[Figure dataset records]

§ §

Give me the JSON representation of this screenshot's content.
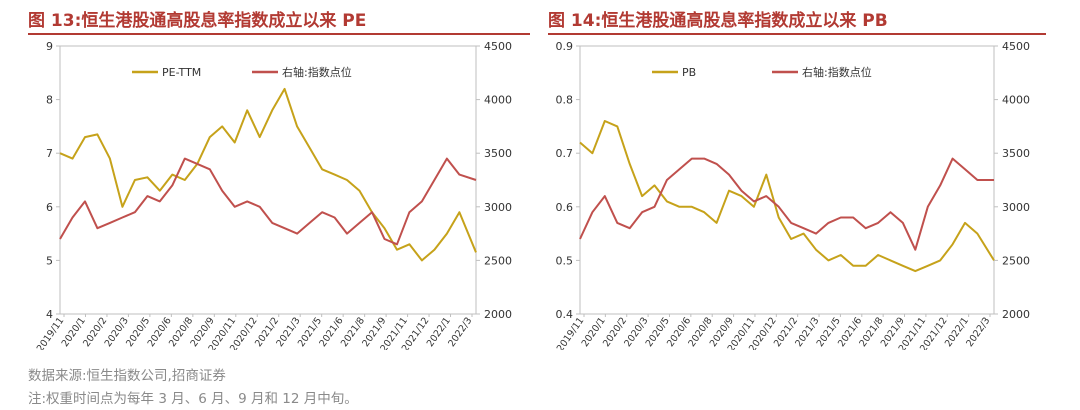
{
  "figures": [
    {
      "title": "图 13:恒生港股通高股息率指数成立以来 PE"
    },
    {
      "title": "图 14:恒生港股通高股息率指数成立以来 PB"
    }
  ],
  "footer": {
    "source": "数据来源:恒生指数公司,招商证券",
    "note": "注:权重时间点为每年 3 月、6 月、9 月和 12 月中旬。"
  },
  "colors": {
    "title": "#b23a33",
    "series_gold": "#c6a21a",
    "series_red": "#c0504d",
    "axis": "#bfbfbf",
    "text": "#333333"
  },
  "chart_data": [
    {
      "type": "line",
      "title": "",
      "x_labels": [
        "2019/11",
        "2020/1",
        "2020/2",
        "2020/3",
        "2020/5",
        "2020/6",
        "2020/8",
        "2020/9",
        "2020/11",
        "2020/12",
        "2021/2",
        "2021/3",
        "2021/5",
        "2021/6",
        "2021/8",
        "2021/9",
        "2021/11",
        "2021/12",
        "2022/1",
        "2022/3"
      ],
      "ylim_left": [
        4,
        9
      ],
      "yticks_left": [
        "4",
        "5",
        "6",
        "7",
        "8",
        "9"
      ],
      "ylim_right": [
        2000,
        4500
      ],
      "yticks_right": [
        "2000",
        "2500",
        "3000",
        "3500",
        "4000",
        "4500"
      ],
      "legend": "top-left",
      "series": [
        {
          "name": "PE-TTM",
          "axis": "left",
          "color": "#c6a21a",
          "t": [
            0,
            0.03,
            0.06,
            0.09,
            0.12,
            0.15,
            0.18,
            0.21,
            0.24,
            0.27,
            0.3,
            0.33,
            0.36,
            0.39,
            0.42,
            0.45,
            0.48,
            0.51,
            0.54,
            0.57,
            0.6,
            0.63,
            0.66,
            0.69,
            0.72,
            0.75,
            0.78,
            0.81,
            0.84,
            0.87,
            0.9,
            0.93,
            0.96,
            1.0
          ],
          "values": [
            7.0,
            6.9,
            7.3,
            7.35,
            6.9,
            6.0,
            6.5,
            6.55,
            6.3,
            6.6,
            6.5,
            6.8,
            7.3,
            7.5,
            7.2,
            7.8,
            7.3,
            7.8,
            8.2,
            7.5,
            7.1,
            6.7,
            6.6,
            6.5,
            6.3,
            5.9,
            5.6,
            5.2,
            5.3,
            5.0,
            5.2,
            5.5,
            5.9,
            5.15
          ]
        },
        {
          "name": "右轴:指数点位",
          "axis": "right",
          "color": "#c0504d",
          "t": [
            0,
            0.03,
            0.06,
            0.09,
            0.12,
            0.15,
            0.18,
            0.21,
            0.24,
            0.27,
            0.3,
            0.33,
            0.36,
            0.39,
            0.42,
            0.45,
            0.48,
            0.51,
            0.54,
            0.57,
            0.6,
            0.63,
            0.66,
            0.69,
            0.72,
            0.75,
            0.78,
            0.81,
            0.84,
            0.87,
            0.9,
            0.93,
            0.96,
            1.0
          ],
          "values": [
            2700,
            2900,
            3050,
            2800,
            2850,
            2900,
            2950,
            3100,
            3050,
            3200,
            3450,
            3400,
            3350,
            3150,
            3000,
            3050,
            3000,
            2850,
            2800,
            2750,
            2850,
            2950,
            2900,
            2750,
            2850,
            2950,
            2700,
            2650,
            2950,
            3050,
            3250,
            3450,
            3300,
            3250
          ]
        }
      ]
    },
    {
      "type": "line",
      "title": "",
      "x_labels": [
        "2019/11",
        "2020/1",
        "2020/2",
        "2020/3",
        "2020/5",
        "2020/6",
        "2020/8",
        "2020/9",
        "2020/11",
        "2020/12",
        "2021/2",
        "2021/3",
        "2021/5",
        "2021/6",
        "2021/8",
        "2021/9",
        "2021/11",
        "2021/12",
        "2022/1",
        "2022/3"
      ],
      "ylim_left": [
        0.4,
        0.9
      ],
      "yticks_left": [
        "0.4",
        "0.5",
        "0.6",
        "0.7",
        "0.8",
        "0.9"
      ],
      "ylim_right": [
        2000,
        4500
      ],
      "yticks_right": [
        "2000",
        "2500",
        "3000",
        "3500",
        "4000",
        "4500"
      ],
      "legend": "top-left",
      "series": [
        {
          "name": "PB",
          "axis": "left",
          "color": "#c6a21a",
          "t": [
            0,
            0.03,
            0.06,
            0.09,
            0.12,
            0.15,
            0.18,
            0.21,
            0.24,
            0.27,
            0.3,
            0.33,
            0.36,
            0.39,
            0.42,
            0.45,
            0.48,
            0.51,
            0.54,
            0.57,
            0.6,
            0.63,
            0.66,
            0.69,
            0.72,
            0.75,
            0.78,
            0.81,
            0.84,
            0.87,
            0.9,
            0.93,
            0.96,
            1.0
          ],
          "values": [
            0.72,
            0.7,
            0.76,
            0.75,
            0.68,
            0.62,
            0.64,
            0.61,
            0.6,
            0.6,
            0.59,
            0.57,
            0.63,
            0.62,
            0.6,
            0.66,
            0.58,
            0.54,
            0.55,
            0.52,
            0.5,
            0.51,
            0.49,
            0.49,
            0.51,
            0.5,
            0.49,
            0.48,
            0.49,
            0.5,
            0.53,
            0.57,
            0.55,
            0.5
          ]
        },
        {
          "name": "右轴:指数点位",
          "axis": "right",
          "color": "#c0504d",
          "t": [
            0,
            0.03,
            0.06,
            0.09,
            0.12,
            0.15,
            0.18,
            0.21,
            0.24,
            0.27,
            0.3,
            0.33,
            0.36,
            0.39,
            0.42,
            0.45,
            0.48,
            0.51,
            0.54,
            0.57,
            0.6,
            0.63,
            0.66,
            0.69,
            0.72,
            0.75,
            0.78,
            0.81,
            0.84,
            0.87,
            0.9,
            0.93,
            0.96,
            1.0
          ],
          "values": [
            2700,
            2950,
            3100,
            2850,
            2800,
            2950,
            3000,
            3250,
            3350,
            3450,
            3450,
            3400,
            3300,
            3150,
            3050,
            3100,
            3000,
            2850,
            2800,
            2750,
            2850,
            2900,
            2900,
            2800,
            2850,
            2950,
            2850,
            2600,
            3000,
            3200,
            3450,
            3350,
            3250,
            3250
          ]
        }
      ]
    }
  ]
}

§ §

Quote in full the listing given above; the images are to be left out.

*Solution to this problem*.
Give me the JSON representation of this screenshot's content.
{
  "figures": [
    {
      "title": "图 13:恒生港股通高股息率指数成立以来 PE"
    },
    {
      "title": "图 14:恒生港股通高股息率指数成立以来 PB"
    }
  ],
  "footer": {
    "source": "数据来源:恒生指数公司,招商证券",
    "note": "注:权重时间点为每年 3 月、6 月、9 月和 12 月中旬。"
  },
  "colors": {
    "title": "#b23a33",
    "series_gold": "#c6a21a",
    "series_red": "#c0504d",
    "axis": "#bfbfbf",
    "text": "#333333"
  },
  "chart_data": [
    {
      "type": "line",
      "title": "",
      "x_labels": [
        "2019/11",
        "2020/1",
        "2020/2",
        "2020/3",
        "2020/5",
        "2020/6",
        "2020/8",
        "2020/9",
        "2020/11",
        "2020/12",
        "2021/2",
        "2021/3",
        "2021/5",
        "2021/6",
        "2021/8",
        "2021/9",
        "2021/11",
        "2021/12",
        "2022/1",
        "2022/3"
      ],
      "ylim_left": [
        4,
        9
      ],
      "yticks_left": [
        "4",
        "5",
        "6",
        "7",
        "8",
        "9"
      ],
      "ylim_right": [
        2000,
        4500
      ],
      "yticks_right": [
        "2000",
        "2500",
        "3000",
        "3500",
        "4000",
        "4500"
      ],
      "legend": "top-left",
      "series": [
        {
          "name": "PE-TTM",
          "axis": "left",
          "color": "#c6a21a",
          "t": [
            0,
            0.03,
            0.06,
            0.09,
            0.12,
            0.15,
            0.18,
            0.21,
            0.24,
            0.27,
            0.3,
            0.33,
            0.36,
            0.39,
            0.42,
            0.45,
            0.48,
            0.51,
            0.54,
            0.57,
            0.6,
            0.63,
            0.66,
            0.69,
            0.72,
            0.75,
            0.78,
            0.81,
            0.84,
            0.87,
            0.9,
            0.93,
            0.96,
            1.0
          ],
          "values": [
            7.0,
            6.9,
            7.3,
            7.35,
            6.9,
            6.0,
            6.5,
            6.55,
            6.3,
            6.6,
            6.5,
            6.8,
            7.3,
            7.5,
            7.2,
            7.8,
            7.3,
            7.8,
            8.2,
            7.5,
            7.1,
            6.7,
            6.6,
            6.5,
            6.3,
            5.9,
            5.6,
            5.2,
            5.3,
            5.0,
            5.2,
            5.5,
            5.9,
            5.15
          ]
        },
        {
          "name": "右轴:指数点位",
          "axis": "right",
          "color": "#c0504d",
          "t": [
            0,
            0.03,
            0.06,
            0.09,
            0.12,
            0.15,
            0.18,
            0.21,
            0.24,
            0.27,
            0.3,
            0.33,
            0.36,
            0.39,
            0.42,
            0.45,
            0.48,
            0.51,
            0.54,
            0.57,
            0.6,
            0.63,
            0.66,
            0.69,
            0.72,
            0.75,
            0.78,
            0.81,
            0.84,
            0.87,
            0.9,
            0.93,
            0.96,
            1.0
          ],
          "values": [
            2700,
            2900,
            3050,
            2800,
            2850,
            2900,
            2950,
            3100,
            3050,
            3200,
            3450,
            3400,
            3350,
            3150,
            3000,
            3050,
            3000,
            2850,
            2800,
            2750,
            2850,
            2950,
            2900,
            2750,
            2850,
            2950,
            2700,
            2650,
            2950,
            3050,
            3250,
            3450,
            3300,
            3250
          ]
        }
      ]
    },
    {
      "type": "line",
      "title": "",
      "x_labels": [
        "2019/11",
        "2020/1",
        "2020/2",
        "2020/3",
        "2020/5",
        "2020/6",
        "2020/8",
        "2020/9",
        "2020/11",
        "2020/12",
        "2021/2",
        "2021/3",
        "2021/5",
        "2021/6",
        "2021/8",
        "2021/9",
        "2021/11",
        "2021/12",
        "2022/1",
        "2022/3"
      ],
      "ylim_left": [
        0.4,
        0.9
      ],
      "yticks_left": [
        "0.4",
        "0.5",
        "0.6",
        "0.7",
        "0.8",
        "0.9"
      ],
      "ylim_right": [
        2000,
        4500
      ],
      "yticks_right": [
        "2000",
        "2500",
        "3000",
        "3500",
        "4000",
        "4500"
      ],
      "legend": "top-left",
      "series": [
        {
          "name": "PB",
          "axis": "left",
          "color": "#c6a21a",
          "t": [
            0,
            0.03,
            0.06,
            0.09,
            0.12,
            0.15,
            0.18,
            0.21,
            0.24,
            0.27,
            0.3,
            0.33,
            0.36,
            0.39,
            0.42,
            0.45,
            0.48,
            0.51,
            0.54,
            0.57,
            0.6,
            0.63,
            0.66,
            0.69,
            0.72,
            0.75,
            0.78,
            0.81,
            0.84,
            0.87,
            0.9,
            0.93,
            0.96,
            1.0
          ],
          "values": [
            0.72,
            0.7,
            0.76,
            0.75,
            0.68,
            0.62,
            0.64,
            0.61,
            0.6,
            0.6,
            0.59,
            0.57,
            0.63,
            0.62,
            0.6,
            0.66,
            0.58,
            0.54,
            0.55,
            0.52,
            0.5,
            0.51,
            0.49,
            0.49,
            0.51,
            0.5,
            0.49,
            0.48,
            0.49,
            0.5,
            0.53,
            0.57,
            0.55,
            0.5
          ]
        },
        {
          "name": "右轴:指数点位",
          "axis": "right",
          "color": "#c0504d",
          "t": [
            0,
            0.03,
            0.06,
            0.09,
            0.12,
            0.15,
            0.18,
            0.21,
            0.24,
            0.27,
            0.3,
            0.33,
            0.36,
            0.39,
            0.42,
            0.45,
            0.48,
            0.51,
            0.54,
            0.57,
            0.6,
            0.63,
            0.66,
            0.69,
            0.72,
            0.75,
            0.78,
            0.81,
            0.84,
            0.87,
            0.9,
            0.93,
            0.96,
            1.0
          ],
          "values": [
            2700,
            2950,
            3100,
            2850,
            2800,
            2950,
            3000,
            3250,
            3350,
            3450,
            3450,
            3400,
            3300,
            3150,
            3050,
            3100,
            3000,
            2850,
            2800,
            2750,
            2850,
            2900,
            2900,
            2800,
            2850,
            2950,
            2850,
            2600,
            3000,
            3200,
            3450,
            3350,
            3250,
            3250
          ]
        }
      ]
    }
  ]
}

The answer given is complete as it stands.